Sift the listing for lines that hold the string "this" and pull them out.

#### RECORDED INFORMATION

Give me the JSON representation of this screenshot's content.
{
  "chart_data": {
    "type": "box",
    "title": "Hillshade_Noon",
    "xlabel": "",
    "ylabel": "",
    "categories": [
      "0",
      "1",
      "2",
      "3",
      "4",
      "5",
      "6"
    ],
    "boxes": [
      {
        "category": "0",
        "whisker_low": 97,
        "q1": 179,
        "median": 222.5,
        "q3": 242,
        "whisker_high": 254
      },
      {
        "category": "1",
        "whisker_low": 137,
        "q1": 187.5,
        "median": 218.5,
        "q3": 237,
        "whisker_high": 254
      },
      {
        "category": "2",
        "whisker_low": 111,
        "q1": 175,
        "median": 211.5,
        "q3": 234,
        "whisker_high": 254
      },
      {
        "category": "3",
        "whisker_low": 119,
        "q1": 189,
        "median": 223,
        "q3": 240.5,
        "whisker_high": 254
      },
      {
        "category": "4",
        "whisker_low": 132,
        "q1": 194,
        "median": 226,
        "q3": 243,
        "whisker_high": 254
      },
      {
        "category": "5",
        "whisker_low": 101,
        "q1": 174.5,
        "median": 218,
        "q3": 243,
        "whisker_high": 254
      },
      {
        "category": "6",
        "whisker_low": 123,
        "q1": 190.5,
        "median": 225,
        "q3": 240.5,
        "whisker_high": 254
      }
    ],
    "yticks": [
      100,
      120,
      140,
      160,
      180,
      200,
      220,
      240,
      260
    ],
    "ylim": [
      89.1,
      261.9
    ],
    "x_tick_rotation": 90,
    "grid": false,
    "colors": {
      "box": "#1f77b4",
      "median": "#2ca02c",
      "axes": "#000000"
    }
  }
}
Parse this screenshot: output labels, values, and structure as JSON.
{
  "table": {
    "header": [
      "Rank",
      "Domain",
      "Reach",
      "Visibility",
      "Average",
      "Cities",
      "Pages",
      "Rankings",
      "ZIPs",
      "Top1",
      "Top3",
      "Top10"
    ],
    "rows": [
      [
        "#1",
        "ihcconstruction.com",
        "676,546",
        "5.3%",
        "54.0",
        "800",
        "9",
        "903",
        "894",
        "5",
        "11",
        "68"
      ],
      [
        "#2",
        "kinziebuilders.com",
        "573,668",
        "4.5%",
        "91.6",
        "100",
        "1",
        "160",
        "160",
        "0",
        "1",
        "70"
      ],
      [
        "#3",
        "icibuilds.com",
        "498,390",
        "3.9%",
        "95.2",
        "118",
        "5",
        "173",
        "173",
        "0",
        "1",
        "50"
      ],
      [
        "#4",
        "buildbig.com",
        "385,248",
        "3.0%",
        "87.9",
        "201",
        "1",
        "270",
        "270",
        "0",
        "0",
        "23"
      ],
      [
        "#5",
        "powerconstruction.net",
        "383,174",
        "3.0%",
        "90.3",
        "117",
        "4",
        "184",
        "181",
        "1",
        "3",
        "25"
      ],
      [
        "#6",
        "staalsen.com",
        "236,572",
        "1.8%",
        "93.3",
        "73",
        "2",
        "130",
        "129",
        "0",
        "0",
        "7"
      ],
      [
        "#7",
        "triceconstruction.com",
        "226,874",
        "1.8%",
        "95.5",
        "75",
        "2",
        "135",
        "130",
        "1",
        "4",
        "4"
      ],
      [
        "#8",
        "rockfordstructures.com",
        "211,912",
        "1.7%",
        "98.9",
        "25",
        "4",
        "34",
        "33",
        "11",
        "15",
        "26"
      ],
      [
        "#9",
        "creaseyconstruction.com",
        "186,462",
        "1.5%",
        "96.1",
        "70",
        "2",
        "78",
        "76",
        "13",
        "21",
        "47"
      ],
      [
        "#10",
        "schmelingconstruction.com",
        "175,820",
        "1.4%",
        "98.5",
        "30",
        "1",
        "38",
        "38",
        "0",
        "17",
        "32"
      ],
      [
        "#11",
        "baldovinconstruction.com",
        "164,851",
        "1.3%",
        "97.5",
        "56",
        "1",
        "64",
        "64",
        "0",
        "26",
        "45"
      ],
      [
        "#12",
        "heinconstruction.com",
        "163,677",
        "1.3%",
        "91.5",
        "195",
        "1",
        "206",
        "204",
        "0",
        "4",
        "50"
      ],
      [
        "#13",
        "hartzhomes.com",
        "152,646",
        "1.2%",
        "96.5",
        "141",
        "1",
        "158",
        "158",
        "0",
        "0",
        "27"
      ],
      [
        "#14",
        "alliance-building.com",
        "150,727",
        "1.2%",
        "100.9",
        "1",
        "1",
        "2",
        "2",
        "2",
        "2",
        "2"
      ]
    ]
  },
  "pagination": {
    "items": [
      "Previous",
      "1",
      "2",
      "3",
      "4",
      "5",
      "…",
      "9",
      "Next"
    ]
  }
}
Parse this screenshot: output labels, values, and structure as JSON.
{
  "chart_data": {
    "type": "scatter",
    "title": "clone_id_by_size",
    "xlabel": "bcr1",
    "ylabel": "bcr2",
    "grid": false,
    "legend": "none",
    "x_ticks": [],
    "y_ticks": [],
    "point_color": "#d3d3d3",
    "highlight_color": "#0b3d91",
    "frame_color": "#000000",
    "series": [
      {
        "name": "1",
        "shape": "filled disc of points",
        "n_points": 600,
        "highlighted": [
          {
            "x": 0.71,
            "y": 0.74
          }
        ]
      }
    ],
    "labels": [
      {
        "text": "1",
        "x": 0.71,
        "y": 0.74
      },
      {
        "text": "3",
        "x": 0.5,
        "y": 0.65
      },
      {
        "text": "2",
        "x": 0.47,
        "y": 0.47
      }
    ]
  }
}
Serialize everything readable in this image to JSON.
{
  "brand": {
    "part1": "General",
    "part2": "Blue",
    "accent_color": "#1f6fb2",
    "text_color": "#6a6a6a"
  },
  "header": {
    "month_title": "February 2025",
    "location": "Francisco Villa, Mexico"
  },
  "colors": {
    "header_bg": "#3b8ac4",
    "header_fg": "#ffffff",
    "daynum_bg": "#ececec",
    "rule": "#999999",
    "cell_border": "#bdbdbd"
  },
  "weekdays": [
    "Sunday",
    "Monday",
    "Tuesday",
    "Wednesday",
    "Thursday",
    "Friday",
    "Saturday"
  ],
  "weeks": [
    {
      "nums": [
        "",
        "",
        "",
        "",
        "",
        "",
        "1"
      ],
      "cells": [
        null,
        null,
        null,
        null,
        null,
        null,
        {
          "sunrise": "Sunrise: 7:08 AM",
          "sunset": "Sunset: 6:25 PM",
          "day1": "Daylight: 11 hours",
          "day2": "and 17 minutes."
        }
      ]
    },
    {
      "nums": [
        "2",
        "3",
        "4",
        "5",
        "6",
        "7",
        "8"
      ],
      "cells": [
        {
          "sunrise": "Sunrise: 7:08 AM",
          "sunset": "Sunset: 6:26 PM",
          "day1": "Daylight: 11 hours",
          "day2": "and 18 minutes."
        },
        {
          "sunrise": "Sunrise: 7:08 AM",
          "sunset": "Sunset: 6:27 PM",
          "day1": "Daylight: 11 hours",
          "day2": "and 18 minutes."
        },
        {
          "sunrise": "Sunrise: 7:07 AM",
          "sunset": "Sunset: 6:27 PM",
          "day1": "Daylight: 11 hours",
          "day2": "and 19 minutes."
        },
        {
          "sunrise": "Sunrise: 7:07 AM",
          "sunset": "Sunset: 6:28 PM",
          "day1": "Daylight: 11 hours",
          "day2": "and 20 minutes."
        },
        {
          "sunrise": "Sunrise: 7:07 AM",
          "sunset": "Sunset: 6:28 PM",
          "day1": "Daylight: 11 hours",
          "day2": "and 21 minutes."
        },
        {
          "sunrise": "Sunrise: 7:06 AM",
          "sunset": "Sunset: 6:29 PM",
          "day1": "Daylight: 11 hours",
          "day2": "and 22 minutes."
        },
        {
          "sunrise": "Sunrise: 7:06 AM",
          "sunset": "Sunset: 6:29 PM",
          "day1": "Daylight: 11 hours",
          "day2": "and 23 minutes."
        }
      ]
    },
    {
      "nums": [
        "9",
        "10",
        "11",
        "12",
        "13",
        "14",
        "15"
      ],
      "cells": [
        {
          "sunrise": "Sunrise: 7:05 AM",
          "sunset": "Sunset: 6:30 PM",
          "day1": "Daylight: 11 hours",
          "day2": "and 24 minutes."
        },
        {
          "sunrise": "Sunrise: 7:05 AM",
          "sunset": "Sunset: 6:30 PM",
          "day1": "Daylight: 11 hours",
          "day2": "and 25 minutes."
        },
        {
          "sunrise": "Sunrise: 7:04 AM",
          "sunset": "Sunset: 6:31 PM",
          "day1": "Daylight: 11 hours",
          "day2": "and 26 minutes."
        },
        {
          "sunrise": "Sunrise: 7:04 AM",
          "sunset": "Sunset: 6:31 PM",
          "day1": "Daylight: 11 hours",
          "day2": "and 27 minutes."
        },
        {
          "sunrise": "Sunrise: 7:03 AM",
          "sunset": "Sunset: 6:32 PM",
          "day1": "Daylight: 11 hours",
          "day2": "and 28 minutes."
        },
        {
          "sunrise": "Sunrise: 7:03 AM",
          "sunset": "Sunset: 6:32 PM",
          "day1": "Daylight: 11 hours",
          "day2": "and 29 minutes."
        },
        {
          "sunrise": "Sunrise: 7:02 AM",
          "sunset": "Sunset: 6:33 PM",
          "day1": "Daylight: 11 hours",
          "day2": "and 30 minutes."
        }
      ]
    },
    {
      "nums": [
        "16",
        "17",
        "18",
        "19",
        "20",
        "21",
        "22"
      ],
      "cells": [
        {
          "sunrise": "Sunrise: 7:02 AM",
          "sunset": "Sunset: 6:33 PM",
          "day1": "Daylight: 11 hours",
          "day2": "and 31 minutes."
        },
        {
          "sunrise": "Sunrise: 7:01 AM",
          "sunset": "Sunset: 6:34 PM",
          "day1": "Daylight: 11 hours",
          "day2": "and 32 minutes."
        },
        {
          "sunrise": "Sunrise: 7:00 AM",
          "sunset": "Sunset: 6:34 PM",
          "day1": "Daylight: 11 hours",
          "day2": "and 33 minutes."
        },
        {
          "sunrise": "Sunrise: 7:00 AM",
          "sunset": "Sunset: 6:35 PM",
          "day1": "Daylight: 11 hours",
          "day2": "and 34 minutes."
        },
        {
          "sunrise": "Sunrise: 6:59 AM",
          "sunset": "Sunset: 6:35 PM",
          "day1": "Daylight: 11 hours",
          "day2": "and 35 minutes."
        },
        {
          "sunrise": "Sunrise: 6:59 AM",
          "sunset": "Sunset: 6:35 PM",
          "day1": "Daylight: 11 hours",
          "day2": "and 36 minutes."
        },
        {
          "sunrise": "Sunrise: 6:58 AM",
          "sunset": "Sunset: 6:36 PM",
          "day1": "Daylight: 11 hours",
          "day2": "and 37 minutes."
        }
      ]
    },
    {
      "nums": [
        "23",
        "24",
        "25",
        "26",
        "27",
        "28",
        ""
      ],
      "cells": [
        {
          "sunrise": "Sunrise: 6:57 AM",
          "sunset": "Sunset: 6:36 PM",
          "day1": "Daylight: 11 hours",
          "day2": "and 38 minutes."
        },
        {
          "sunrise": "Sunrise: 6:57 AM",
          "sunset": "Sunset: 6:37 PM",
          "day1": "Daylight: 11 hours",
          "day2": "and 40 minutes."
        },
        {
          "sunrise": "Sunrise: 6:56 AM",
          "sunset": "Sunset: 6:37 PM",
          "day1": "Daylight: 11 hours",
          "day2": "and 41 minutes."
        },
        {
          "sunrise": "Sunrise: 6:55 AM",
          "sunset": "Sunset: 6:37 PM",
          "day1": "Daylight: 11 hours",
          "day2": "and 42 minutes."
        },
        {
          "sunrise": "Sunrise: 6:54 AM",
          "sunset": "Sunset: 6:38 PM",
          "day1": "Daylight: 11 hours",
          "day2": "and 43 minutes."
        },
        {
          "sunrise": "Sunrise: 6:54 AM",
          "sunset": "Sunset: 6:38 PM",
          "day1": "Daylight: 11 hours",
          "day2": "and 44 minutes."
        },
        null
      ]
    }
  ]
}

########

### RESULT
Give me the JSON representation of this screenshot's content.
Parse this screenshot: output labels, values, and structure as JSON.
Parse this screenshot: output labels, values, and structure as JSON.
Serialize everything readable in this image to JSON.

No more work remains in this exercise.